Written instruction
What follows is a listing; restate every line of it word for word.
──────── Entries shown
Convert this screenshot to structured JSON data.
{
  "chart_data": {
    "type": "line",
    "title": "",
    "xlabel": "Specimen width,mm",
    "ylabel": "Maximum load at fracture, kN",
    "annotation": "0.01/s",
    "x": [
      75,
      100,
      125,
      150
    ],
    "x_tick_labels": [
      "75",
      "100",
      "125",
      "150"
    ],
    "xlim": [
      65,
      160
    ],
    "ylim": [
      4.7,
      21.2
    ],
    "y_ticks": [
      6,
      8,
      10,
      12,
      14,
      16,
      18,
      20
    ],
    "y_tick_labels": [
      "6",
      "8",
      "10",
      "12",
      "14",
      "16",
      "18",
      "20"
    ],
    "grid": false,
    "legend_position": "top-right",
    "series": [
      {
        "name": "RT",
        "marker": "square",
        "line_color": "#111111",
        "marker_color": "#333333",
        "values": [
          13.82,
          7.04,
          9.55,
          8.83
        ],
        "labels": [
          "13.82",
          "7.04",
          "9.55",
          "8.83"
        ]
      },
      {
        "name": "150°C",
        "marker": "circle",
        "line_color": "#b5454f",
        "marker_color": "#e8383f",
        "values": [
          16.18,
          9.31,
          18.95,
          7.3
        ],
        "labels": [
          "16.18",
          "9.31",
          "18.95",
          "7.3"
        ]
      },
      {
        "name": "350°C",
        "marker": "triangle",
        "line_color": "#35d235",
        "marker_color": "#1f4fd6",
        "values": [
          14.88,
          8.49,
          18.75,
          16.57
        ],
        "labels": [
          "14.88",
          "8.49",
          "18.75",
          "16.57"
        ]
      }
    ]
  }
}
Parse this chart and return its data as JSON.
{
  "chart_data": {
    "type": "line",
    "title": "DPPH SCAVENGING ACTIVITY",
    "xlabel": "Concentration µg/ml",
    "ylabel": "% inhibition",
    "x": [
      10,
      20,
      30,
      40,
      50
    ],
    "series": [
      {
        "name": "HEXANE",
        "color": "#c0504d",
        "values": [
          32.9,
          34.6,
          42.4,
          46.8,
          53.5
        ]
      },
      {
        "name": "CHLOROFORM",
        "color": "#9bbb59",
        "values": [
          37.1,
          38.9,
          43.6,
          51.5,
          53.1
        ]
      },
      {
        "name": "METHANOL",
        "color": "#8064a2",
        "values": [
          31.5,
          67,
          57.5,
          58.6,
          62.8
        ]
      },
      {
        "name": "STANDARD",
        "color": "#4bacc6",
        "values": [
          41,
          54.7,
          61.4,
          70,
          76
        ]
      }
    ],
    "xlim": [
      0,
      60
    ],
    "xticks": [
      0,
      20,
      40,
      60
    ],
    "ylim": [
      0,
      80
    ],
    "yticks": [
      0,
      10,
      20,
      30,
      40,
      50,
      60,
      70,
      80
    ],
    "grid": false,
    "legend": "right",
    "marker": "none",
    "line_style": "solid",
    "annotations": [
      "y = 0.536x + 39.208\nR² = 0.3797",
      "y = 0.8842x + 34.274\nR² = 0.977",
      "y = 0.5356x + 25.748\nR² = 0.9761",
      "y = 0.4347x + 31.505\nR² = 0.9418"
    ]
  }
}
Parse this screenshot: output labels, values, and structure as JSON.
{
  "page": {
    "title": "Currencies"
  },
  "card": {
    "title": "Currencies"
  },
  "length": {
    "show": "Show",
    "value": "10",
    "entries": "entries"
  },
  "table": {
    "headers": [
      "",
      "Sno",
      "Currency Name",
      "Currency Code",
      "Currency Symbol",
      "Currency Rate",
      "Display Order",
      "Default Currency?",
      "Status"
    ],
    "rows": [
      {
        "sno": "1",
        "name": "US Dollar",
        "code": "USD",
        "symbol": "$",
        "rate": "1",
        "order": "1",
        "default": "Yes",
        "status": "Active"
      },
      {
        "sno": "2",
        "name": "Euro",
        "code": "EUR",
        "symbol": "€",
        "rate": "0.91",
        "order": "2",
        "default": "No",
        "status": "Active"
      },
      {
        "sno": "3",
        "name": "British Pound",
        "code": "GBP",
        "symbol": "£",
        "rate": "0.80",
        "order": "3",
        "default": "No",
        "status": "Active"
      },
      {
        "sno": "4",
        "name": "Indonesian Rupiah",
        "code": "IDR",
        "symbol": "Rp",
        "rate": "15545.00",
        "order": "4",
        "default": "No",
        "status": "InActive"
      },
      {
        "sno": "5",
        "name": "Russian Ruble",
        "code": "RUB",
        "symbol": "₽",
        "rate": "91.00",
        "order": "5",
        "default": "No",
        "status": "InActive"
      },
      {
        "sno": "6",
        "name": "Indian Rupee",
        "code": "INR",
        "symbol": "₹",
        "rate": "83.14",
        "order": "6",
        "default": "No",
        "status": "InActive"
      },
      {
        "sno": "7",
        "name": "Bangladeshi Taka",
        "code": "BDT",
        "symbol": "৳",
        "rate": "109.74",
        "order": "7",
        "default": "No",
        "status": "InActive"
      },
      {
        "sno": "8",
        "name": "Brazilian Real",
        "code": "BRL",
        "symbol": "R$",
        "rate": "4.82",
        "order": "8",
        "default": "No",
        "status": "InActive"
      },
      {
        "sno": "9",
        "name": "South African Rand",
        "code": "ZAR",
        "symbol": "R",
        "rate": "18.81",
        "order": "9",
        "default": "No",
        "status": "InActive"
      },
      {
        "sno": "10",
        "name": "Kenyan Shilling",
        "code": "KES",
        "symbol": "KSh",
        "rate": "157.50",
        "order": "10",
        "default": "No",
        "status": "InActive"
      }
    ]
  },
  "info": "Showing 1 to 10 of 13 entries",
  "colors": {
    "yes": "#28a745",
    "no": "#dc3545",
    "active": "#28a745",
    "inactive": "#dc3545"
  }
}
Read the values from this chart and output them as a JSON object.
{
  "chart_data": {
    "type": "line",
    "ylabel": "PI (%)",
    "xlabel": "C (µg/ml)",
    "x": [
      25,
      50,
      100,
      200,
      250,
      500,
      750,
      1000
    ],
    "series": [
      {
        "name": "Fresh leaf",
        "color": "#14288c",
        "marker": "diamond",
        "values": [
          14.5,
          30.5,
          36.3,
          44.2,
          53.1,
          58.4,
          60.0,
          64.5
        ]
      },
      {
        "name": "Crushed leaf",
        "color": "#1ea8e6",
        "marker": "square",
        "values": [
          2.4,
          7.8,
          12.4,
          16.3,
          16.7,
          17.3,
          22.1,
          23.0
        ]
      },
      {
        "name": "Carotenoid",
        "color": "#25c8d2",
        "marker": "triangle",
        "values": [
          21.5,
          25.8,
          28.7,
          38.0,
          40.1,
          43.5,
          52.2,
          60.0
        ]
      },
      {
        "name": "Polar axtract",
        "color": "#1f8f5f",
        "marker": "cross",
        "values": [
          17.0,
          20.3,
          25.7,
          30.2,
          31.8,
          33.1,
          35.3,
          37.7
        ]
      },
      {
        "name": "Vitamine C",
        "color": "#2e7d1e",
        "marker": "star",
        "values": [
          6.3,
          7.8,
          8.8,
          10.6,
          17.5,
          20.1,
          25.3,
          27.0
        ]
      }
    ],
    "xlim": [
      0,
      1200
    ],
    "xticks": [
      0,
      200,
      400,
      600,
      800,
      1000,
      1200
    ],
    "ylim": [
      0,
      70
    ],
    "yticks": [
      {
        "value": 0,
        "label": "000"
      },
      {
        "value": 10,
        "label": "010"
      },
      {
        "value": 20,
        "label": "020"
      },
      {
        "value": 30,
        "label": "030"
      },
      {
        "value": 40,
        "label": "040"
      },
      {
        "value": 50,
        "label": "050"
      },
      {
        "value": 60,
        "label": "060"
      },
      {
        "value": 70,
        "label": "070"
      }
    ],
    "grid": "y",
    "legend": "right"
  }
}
────────────────
The output
Convert this screenshot to structured JSON data.
{
  "chart_data": {
    "type": "line",
    "title": "",
    "xlabel": "Specimen width,mm",
    "ylabel": "Maximum load at fracture, kN",
    "annotation": "0.01/s",
    "x": [
      75,
      100,
      125,
      150
    ],
    "x_tick_labels": [
      "75",
      "100",
      "125",
      "150"
    ],
    "xlim": [
      65,
      160
    ],
    "ylim": [
      4.7,
      21.2
    ],
    "y_ticks": [
      6,
      8,
      10,
      12,
      14,
      16,
      18,
      20
    ],
    "y_tick_labels": [
      "6",
      "8",
      "10",
      "12",
      "14",
      "16",
      "18",
      "20"
    ],
    "grid": false,
    "legend_position": "top-right",
    "series": [
      {
        "name": "RT",
        "marker": "square",
        "line_color": "#111111",
        "marker_color": "#333333",
        "values": [
          13.82,
          7.04,
          9.55,
          8.83
        ],
        "labels": [
          "13.82",
          "7.04",
          "9.55",
          "8.83"
        ]
      },
      {
        "name": "150°C",
        "marker": "circle",
        "line_color": "#b5454f",
        "marker_color": "#e8383f",
        "values": [
          16.18,
          9.31,
          18.95,
          7.3
        ],
        "labels": [
          "16.18",
          "9.31",
          "18.95",
          "7.3"
        ]
      },
      {
        "name": "350°C",
        "marker": "triangle",
        "line_color": "#35d235",
        "marker_color": "#1f4fd6",
        "values": [
          14.88,
          8.49,
          18.75,
          16.57
        ],
        "labels": [
          "14.88",
          "8.49",
          "18.75",
          "16.57"
        ]
      }
    ]
  }
}
Parse this chart and return its data as JSON.
{
  "chart_data": {
    "type": "line",
    "title": "DPPH SCAVENGING ACTIVITY",
    "xlabel": "Concentration µg/ml",
    "ylabel": "% inhibition",
    "x": [
      10,
      20,
      30,
      40,
      50
    ],
    "series": [
      {
        "name": "HEXANE",
        "color": "#c0504d",
        "values": [
          32.9,
          34.6,
          42.4,
          46.8,
          53.5
        ]
      },
      {
        "name": "CHLOROFORM",
        "color": "#9bbb59",
        "values": [
          37.1,
          38.9,
          43.6,
          51.5,
          53.1
        ]
      },
      {
        "name": "METHANOL",
        "color": "#8064a2",
        "values": [
          31.5,
          67,
          57.5,
          58.6,
          62.8
        ]
      },
      {
        "name": "STANDARD",
        "color": "#4bacc6",
        "values": [
          41,
          54.7,
          61.4,
          70,
          76
        ]
      }
    ],
    "xlim": [
      0,
      60
    ],
    "xticks": [
      0,
      20,
      40,
      60
    ],
    "ylim": [
      0,
      80
    ],
    "yticks": [
      0,
      10,
      20,
      30,
      40,
      50,
      60,
      70,
      80
    ],
    "grid": false,
    "legend": "right",
    "marker": "none",
    "line_style": "solid",
    "annotations": [
      "y = 0.536x + 39.208\nR² = 0.3797",
      "y = 0.8842x + 34.274\nR² = 0.977",
      "y = 0.5356x + 25.748\nR² = 0.9761",
      "y = 0.4347x + 31.505\nR² = 0.9418"
    ]
  }
}
Parse this screenshot: output labels, values, and structure as JSON.
{
  "page": {
    "title": "Currencies"
  },
  "card": {
    "title": "Currencies"
  },
  "length": {
    "show": "Show",
    "value": "10",
    "entries": "entries"
  },
  "table": {
    "headers": [
      "",
      "Sno",
      "Currency Name",
      "Currency Code",
      "Currency Symbol",
      "Currency Rate",
      "Display Order",
      "Default Currency?",
      "Status"
    ],
    "rows": [
      {
        "sno": "1",
        "name": "US Dollar",
        "code": "USD",
        "symbol": "$",
        "rate": "1",
        "order": "1",
        "default": "Yes",
        "status": "Active"
      },
      {
        "sno": "2",
        "name": "Euro",
        "code": "EUR",
        "symbol": "€",
        "rate": "0.91",
        "order": "2",
        "default": "No",
        "status": "Active"
      },
      {
        "sno": "3",
        "name": "British Pound",
        "code": "GBP",
        "symbol": "£",
        "rate": "0.80",
        "order": "3",
        "default": "No",
        "status": "Active"
      },
      {
        "sno": "4",
        "name": "Indonesian Rupiah",
        "code": "IDR",
        "symbol": "Rp",
        "rate": "15545.00",
        "order": "4",
        "default": "No",
        "status": "InActive"
      },
      {
        "sno": "5",
        "name": "Russian Ruble",
        "code": "RUB",
        "symbol": "₽",
        "rate": "91.00",
        "order": "5",
        "default": "No",
        "status": "InActive"
      },
      {
        "sno": "6",
        "name": "Indian Rupee",
        "code": "INR",
        "symbol": "₹",
        "rate": "83.14",
        "order": "6",
        "default": "No",
        "status": "InActive"
      },
      {
        "sno": "7",
        "name": "Bangladeshi Taka",
        "code": "BDT",
        "symbol": "৳",
        "rate": "109.74",
        "order": "7",
        "default": "No",
        "status": "InActive"
      },
      {
        "sno": "8",
        "name": "Brazilian Real",
        "code": "BRL",
        "symbol": "R$",
        "rate": "4.82",
        "order": "8",
        "default": "No",
        "status": "InActive"
      },
      {
        "sno": "9",
        "name": "South African Rand",
        "code": "ZAR",
        "symbol": "R",
        "rate": "18.81",
        "order": "9",
        "default": "No",
        "status": "InActive"
      },
      {
        "sno": "10",
        "name": "Kenyan Shilling",
        "code": "KES",
        "symbol": "KSh",
        "rate": "157.50",
        "order": "10",
        "default": "No",
        "status": "InActive"
      }
    ]
  },
  "info": "Showing 1 to 10 of 13 entries",
  "colors": {
    "yes": "#28a745",
    "no": "#dc3545",
    "active": "#28a745",
    "inactive": "#dc3545"
  }
}
Read the values from this chart and output them as a JSON object.
{
  "chart_data": {
    "type": "line",
    "ylabel": "PI (%)",
    "xlabel": "C (µg/ml)",
    "x": [
      25,
      50,
      100,
      200,
      250,
      500,
      750,
      1000
    ],
    "series": [
      {
        "name": "Fresh leaf",
        "color": "#14288c",
        "marker": "diamond",
        "values": [
          14.5,
          30.5,
          36.3,
          44.2,
          53.1,
          58.4,
          60.0,
          64.5
        ]
      },
      {
        "name": "Crushed leaf",
        "color": "#1ea8e6",
        "marker": "square",
        "values": [
          2.4,
          7.8,
          12.4,
          16.3,
          16.7,
          17.3,
          22.1,
          23.0
        ]
      },
      {
        "name": "Carotenoid",
        "color": "#25c8d2",
        "marker": "triangle",
        "values": [
          21.5,
          25.8,
          28.7,
          38.0,
          40.1,
          43.5,
          52.2,
          60.0
        ]
      },
      {
        "name": "Polar axtract",
        "color": "#1f8f5f",
        "marker": "cross",
        "values": [
          17.0,
          20.3,
          25.7,
          30.2,
          31.8,
          33.1,
          35.3,
          37.7
        ]
      },
      {
        "name": "Vitamine C",
        "color": "#2e7d1e",
        "marker": "star",
        "values": [
          6.3,
          7.8,
          8.8,
          10.6,
          17.5,
          20.1,
          25.3,
          27.0
        ]
      }
    ],
    "xlim": [
      0,
      1200
    ],
    "xticks": [
      0,
      200,
      400,
      600,
      800,
      1000,
      1200
    ],
    "ylim": [
      0,
      70
    ],
    "yticks": [
      {
        "value": 0,
        "label": "000"
      },
      {
        "value": 10,
        "label": "010"
      },
      {
        "value": 20,
        "label": "020"
      },
      {
        "value": 30,
        "label": "030"
      },
      {
        "value": 40,
        "label": "040"
      },
      {
        "value": 50,
        "label": "050"
      },
      {
        "value": 60,
        "label": "060"
      },
      {
        "value": 70,
        "label": "070"
      }
    ],
    "grid": "y",
    "legend": "right"
  }
}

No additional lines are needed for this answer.